## Given text
Mo loves Fox Street but she especially loves it in the summertime.Sure she has to look after little sister Dottie, aka The Wild Child, but it was also the time of year that Mercedes comes to stay with her grandmother Da across the street.Mo cannot wait til Merce gets to Fox Street so they can hang out in “The Den” and drink Tahitian Treats together.
But this year, something has changed with Mercedes.She looks very grown up for one thing, what with her shaved head and her designer clothes. Mo knew that Mercedes had a new step father, but she didn’t know that they were “comfortable”. When Mercedes tells Mo that she’s starting to notice how run down Fox Street looks, and how even Da’s house isn’t what it used to be, Mo feels a distinct shift.And that is not a good thing.
Mo does not like change.
So when she takes a special delivery envelope for her Daddy one day, instead of passing it on like she promises she will, she opens it. It’s an offer on their house. Mo knows that her Daddy doesn’t like his city job, and she knows full well of his restaurant dream, and there’s no way she’s going to let him get this letter!
But no matter how much Mo wants things to stay the same, Fox Street is bound to change.Her Daddy’s dream is mighty big, neighbors may not be who Mo thinks they are, and her own sorrow about her mother is a shifting think in her chest.
Tricia Springstubb has written so much more than a simple story of growing up.She has written a whole neighbourhood full of folks so real readers will feel like they know them. Strong women like Da and Mrs. Steinbott bring the history of the street to life. The crazy Baggott boys bring vitality and movement. Mercedes brings progress and Mo herself is one of those kids that comes along every now and again who makes folks say, “she’s got an old soul”.
With hints of magical realism, and extraordinary turns of phrase that will give readers pause, What Happened on Fox Street is sure to generate buzz this year. There is something magical about this little book that will have readers looking for a flash of red in the ravines of their own lives.

## Stored data
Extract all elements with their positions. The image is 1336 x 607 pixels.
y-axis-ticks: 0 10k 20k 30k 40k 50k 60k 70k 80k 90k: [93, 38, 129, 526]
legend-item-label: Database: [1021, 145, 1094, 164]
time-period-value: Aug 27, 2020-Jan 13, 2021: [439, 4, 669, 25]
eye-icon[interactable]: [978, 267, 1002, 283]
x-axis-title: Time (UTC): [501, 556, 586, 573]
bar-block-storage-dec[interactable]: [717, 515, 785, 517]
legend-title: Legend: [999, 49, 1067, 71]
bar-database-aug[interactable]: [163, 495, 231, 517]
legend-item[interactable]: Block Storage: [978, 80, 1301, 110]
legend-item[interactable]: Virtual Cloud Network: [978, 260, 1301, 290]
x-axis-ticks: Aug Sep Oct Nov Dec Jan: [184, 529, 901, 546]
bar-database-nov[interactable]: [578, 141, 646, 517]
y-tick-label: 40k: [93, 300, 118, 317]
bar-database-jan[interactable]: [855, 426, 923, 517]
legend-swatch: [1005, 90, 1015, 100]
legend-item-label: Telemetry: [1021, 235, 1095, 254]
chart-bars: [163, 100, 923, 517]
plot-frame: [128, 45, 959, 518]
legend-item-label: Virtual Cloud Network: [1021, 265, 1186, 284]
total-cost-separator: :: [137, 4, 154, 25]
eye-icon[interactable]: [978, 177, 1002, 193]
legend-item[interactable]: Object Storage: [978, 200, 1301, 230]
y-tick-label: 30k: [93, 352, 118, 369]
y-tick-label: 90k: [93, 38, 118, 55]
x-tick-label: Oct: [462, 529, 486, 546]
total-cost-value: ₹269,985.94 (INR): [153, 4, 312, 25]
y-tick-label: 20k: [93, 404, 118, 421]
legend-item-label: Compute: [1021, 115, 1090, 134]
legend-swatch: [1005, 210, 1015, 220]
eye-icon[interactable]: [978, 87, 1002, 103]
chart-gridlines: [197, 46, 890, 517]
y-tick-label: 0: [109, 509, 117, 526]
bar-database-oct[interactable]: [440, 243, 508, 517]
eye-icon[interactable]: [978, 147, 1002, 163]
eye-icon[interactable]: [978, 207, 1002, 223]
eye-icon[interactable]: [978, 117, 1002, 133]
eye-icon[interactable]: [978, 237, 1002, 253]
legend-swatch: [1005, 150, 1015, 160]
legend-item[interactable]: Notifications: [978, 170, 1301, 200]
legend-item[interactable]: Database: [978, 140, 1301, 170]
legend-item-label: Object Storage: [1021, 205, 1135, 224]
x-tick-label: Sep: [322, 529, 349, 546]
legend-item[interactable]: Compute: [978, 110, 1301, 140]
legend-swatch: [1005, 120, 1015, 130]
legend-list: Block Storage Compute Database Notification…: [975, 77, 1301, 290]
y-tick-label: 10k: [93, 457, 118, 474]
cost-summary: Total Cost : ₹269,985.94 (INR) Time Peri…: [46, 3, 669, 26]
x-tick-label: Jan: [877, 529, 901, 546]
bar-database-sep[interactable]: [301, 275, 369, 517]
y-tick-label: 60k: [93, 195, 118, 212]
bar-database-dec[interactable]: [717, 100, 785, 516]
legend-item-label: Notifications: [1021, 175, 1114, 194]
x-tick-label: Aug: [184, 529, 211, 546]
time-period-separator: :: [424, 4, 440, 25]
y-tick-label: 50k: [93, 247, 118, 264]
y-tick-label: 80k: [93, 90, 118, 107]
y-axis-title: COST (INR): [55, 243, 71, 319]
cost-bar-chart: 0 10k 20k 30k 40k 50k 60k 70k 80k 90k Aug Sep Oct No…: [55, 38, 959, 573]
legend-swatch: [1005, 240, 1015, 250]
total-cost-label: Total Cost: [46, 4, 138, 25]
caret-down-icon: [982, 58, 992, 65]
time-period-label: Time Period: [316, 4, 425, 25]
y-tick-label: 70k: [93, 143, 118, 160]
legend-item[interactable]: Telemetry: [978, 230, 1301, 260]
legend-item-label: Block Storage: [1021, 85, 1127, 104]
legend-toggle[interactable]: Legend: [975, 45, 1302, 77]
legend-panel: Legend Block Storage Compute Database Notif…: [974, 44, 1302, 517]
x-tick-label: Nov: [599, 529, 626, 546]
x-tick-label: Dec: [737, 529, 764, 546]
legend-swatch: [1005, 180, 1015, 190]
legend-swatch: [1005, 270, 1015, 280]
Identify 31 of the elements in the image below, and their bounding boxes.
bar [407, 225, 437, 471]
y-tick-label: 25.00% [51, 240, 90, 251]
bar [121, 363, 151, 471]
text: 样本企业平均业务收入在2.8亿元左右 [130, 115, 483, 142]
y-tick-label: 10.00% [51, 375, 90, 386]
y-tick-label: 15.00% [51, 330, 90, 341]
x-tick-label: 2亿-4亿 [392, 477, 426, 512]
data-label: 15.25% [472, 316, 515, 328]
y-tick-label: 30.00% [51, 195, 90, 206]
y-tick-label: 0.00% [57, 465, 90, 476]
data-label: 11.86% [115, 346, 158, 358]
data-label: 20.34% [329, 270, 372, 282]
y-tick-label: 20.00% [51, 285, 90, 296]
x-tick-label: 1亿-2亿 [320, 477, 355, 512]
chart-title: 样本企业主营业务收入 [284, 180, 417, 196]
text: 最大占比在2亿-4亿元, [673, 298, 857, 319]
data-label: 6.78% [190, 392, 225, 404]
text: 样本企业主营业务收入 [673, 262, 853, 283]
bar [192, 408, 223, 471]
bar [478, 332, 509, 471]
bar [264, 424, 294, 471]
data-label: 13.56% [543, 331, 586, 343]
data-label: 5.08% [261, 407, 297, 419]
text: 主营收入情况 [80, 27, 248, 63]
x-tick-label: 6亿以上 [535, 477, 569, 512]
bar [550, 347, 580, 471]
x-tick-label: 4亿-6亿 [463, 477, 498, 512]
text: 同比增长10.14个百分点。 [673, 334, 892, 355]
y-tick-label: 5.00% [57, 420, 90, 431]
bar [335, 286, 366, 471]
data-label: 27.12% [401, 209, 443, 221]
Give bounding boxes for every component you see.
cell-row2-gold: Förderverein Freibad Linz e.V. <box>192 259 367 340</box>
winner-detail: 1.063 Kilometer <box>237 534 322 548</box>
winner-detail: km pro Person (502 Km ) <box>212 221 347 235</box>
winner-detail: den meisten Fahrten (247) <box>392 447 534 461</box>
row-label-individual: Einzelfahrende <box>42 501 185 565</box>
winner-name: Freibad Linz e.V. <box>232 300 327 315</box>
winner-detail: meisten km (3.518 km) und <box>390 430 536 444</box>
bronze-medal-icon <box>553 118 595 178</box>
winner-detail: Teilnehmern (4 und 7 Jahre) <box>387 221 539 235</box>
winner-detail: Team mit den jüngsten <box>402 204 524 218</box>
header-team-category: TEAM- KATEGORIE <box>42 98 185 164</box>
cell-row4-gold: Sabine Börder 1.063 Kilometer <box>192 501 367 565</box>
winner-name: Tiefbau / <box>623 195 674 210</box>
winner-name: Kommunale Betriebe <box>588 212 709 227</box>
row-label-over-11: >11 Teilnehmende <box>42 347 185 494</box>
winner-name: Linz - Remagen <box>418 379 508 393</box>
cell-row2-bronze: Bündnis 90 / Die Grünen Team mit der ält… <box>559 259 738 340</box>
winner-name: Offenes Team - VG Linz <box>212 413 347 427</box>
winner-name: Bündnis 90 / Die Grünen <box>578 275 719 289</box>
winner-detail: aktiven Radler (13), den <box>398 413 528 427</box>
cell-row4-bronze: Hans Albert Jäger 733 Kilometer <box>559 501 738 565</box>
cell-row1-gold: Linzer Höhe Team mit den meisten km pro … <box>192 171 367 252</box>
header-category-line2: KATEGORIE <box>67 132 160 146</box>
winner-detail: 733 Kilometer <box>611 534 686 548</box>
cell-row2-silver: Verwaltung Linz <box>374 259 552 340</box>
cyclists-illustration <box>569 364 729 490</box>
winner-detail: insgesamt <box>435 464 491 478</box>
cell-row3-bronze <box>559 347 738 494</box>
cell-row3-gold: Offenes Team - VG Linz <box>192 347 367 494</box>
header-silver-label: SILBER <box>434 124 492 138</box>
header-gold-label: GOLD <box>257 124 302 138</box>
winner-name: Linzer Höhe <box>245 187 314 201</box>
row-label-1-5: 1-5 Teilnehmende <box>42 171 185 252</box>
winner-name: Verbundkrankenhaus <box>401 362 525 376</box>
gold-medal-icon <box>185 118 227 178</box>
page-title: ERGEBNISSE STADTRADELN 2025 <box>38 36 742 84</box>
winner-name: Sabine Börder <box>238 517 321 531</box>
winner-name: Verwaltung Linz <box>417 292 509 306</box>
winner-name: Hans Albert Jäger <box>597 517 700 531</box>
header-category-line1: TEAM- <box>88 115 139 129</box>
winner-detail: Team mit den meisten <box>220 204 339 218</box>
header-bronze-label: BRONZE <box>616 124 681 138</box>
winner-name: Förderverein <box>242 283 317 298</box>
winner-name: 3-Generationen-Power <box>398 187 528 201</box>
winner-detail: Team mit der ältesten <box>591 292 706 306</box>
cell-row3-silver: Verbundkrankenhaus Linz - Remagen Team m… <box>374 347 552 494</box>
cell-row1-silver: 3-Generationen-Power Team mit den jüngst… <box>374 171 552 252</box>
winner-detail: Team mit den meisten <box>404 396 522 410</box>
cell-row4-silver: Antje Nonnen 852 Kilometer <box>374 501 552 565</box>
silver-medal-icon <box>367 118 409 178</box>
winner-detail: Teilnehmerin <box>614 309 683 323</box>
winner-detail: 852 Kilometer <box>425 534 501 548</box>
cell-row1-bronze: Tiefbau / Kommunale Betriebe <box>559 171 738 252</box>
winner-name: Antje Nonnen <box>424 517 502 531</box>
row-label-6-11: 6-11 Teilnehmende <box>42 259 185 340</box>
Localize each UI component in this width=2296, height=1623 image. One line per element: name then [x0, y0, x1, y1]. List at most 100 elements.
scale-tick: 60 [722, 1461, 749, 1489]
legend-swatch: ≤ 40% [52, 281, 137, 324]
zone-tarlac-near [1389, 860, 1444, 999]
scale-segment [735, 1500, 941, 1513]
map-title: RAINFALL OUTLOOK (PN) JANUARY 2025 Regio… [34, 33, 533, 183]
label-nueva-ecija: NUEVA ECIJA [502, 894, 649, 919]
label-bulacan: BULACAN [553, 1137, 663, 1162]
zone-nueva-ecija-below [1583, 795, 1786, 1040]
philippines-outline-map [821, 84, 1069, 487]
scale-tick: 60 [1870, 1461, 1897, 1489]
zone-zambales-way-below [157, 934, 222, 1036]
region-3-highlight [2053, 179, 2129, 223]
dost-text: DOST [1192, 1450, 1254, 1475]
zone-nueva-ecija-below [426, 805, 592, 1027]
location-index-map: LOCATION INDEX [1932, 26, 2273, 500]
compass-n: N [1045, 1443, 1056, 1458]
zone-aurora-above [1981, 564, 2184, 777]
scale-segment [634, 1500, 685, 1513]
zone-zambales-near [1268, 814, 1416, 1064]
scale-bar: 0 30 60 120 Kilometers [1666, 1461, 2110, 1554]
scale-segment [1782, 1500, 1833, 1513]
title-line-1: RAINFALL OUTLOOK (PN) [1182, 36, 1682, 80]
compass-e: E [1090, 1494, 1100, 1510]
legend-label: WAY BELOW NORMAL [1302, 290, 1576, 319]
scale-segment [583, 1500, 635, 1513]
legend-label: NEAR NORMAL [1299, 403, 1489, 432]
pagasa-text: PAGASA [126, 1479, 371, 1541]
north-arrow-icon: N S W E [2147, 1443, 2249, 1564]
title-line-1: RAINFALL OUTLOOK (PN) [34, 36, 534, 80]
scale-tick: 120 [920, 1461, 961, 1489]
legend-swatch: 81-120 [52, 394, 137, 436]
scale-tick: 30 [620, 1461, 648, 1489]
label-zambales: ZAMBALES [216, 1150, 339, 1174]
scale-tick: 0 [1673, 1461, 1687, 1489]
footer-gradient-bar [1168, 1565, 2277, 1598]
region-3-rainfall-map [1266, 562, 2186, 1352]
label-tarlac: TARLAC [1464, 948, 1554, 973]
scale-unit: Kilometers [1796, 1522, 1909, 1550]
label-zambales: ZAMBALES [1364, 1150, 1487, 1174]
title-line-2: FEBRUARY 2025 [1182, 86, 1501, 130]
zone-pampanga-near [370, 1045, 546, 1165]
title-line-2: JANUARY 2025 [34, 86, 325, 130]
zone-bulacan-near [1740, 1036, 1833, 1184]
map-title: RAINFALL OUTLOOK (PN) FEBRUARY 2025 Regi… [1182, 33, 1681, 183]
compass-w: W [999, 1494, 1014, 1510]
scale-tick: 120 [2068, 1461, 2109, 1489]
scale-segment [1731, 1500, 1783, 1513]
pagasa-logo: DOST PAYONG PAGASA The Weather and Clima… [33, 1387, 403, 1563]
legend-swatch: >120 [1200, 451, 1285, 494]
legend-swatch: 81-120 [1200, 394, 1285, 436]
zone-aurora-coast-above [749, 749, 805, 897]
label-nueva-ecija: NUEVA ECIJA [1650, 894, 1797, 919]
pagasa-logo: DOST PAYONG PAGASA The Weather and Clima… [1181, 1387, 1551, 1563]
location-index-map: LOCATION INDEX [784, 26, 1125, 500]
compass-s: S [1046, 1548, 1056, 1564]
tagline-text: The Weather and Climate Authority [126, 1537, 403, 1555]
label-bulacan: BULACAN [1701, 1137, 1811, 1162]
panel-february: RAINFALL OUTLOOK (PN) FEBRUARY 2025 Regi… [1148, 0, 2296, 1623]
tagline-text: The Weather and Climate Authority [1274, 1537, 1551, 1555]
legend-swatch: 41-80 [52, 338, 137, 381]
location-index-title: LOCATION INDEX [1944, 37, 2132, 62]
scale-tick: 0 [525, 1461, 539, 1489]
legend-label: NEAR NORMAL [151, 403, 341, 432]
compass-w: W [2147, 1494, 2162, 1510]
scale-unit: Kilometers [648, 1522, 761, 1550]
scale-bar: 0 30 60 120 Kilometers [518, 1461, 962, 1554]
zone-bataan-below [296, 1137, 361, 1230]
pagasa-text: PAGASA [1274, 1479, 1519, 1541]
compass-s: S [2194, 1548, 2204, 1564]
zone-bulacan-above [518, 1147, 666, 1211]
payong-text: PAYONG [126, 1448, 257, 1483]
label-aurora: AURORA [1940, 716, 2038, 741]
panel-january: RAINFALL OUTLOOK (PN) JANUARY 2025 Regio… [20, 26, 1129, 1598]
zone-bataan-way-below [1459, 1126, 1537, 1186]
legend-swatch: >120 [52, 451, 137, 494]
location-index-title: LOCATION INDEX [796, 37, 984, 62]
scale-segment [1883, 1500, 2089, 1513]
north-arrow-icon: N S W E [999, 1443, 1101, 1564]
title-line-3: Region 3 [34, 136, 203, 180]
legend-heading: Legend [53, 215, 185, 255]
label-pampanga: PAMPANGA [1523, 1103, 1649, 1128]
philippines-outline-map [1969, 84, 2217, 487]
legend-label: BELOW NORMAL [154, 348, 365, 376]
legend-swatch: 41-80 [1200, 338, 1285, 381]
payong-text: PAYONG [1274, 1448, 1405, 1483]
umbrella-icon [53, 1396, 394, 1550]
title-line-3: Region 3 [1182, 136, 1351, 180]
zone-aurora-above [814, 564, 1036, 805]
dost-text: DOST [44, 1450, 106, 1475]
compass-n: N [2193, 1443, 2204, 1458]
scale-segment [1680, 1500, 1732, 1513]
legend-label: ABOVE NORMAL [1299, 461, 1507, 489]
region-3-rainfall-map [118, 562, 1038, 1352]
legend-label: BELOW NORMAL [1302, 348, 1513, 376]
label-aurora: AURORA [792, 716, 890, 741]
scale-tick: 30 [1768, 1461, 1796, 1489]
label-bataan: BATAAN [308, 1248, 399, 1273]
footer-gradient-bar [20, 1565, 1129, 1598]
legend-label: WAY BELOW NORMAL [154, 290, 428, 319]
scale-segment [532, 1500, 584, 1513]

## Check your understanding
**A.** According to the book review, why does Mo especially love Fox Street in the summertime? Answer in one to three sentences.
**B.** Rewrite the book review's passage from "With hints of" to "their own lives.", inclusive, substituting "audiences" for "readers".
**C.** In the book review, what does Mo learn is inside the special delivery envelope she opens?
The records are separate material and have no connection to the book review.

## Exercise results
**A.** Summer is the time of year when Mercedes comes to stay with her grandmother Da across the street. Mo can't wait for her to arrive so they can hang out in "The Den" and drink Tahitian Treats together.

**B.**
With hints of magical realism, and extraordinary turns of phrase that will give audiences pause, What Happened on Fox Street is sure to generate buzz this year. There is something magical about this little book that will have audiences looking for a flash of red in the ravines of their own lives.

**C.** An offer on their house.